**Exercise instructions**
In the material below, list every line carrying the string "deemed".

[Saved entries]
•••••
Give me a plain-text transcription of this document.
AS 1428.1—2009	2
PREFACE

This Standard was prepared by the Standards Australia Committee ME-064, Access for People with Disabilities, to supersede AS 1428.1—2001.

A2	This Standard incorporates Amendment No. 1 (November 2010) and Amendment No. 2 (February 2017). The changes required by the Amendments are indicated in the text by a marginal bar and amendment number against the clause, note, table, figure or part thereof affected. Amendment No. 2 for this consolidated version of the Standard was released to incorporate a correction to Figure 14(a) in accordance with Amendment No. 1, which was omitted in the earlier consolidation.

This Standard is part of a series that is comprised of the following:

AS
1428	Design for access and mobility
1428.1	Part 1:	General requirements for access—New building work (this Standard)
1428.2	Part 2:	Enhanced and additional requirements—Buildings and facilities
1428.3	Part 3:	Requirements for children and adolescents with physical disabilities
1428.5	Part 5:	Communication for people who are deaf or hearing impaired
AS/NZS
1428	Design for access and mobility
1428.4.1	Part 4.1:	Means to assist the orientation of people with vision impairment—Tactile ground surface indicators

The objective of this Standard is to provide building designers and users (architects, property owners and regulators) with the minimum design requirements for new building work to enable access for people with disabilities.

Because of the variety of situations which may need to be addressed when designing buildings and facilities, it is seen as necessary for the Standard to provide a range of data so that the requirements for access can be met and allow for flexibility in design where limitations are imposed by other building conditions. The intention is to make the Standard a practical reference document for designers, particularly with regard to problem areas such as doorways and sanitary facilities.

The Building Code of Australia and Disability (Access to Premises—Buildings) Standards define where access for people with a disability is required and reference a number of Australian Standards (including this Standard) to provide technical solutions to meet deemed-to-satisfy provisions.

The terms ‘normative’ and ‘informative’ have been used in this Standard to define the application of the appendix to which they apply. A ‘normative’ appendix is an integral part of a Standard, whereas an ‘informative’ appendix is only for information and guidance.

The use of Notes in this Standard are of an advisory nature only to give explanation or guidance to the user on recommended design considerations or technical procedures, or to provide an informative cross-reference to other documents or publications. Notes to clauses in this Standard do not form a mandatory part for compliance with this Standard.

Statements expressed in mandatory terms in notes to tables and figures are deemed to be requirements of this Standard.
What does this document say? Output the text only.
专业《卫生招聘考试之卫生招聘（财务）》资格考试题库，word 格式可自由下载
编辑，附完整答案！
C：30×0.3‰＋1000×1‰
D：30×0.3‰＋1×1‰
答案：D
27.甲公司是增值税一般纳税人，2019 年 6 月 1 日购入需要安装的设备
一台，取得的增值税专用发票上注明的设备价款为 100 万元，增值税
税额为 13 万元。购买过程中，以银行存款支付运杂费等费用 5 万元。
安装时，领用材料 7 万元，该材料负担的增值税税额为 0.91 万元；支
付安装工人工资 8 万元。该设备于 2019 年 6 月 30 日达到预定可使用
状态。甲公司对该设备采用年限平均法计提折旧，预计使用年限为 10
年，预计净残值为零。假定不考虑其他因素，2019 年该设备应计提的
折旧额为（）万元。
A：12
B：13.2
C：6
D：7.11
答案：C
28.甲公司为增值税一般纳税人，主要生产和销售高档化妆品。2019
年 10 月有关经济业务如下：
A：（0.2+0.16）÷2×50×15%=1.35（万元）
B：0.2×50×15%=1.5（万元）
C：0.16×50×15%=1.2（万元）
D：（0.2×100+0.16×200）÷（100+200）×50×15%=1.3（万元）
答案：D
•••••
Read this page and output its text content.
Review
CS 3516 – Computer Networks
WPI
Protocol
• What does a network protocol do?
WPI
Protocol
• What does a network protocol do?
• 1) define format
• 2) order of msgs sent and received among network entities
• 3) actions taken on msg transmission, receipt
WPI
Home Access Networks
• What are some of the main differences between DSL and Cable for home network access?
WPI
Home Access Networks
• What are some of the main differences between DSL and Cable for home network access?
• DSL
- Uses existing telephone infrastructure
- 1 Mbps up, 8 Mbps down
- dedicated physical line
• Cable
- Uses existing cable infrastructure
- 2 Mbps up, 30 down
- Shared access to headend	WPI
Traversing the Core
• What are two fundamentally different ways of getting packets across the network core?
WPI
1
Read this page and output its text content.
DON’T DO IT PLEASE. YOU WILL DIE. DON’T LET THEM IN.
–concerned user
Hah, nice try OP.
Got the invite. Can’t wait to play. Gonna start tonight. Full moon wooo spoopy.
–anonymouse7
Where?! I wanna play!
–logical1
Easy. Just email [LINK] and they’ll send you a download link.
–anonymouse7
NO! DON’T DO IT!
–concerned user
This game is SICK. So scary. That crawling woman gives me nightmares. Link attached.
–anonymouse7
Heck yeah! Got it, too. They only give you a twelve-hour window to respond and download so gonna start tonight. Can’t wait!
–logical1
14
•••••
**Reply**
The Building Code of Australia and Disability (Access to Premises—Buildings) Standards define where access for people with a disability is required and reference a number of Australian Standards (including this Standard) to provide technical solutions to meet deemed-to-satisfy provisions.
Statements expressed in mandatory terms in notes to tables and figures are deemed to be requirements of this Standard.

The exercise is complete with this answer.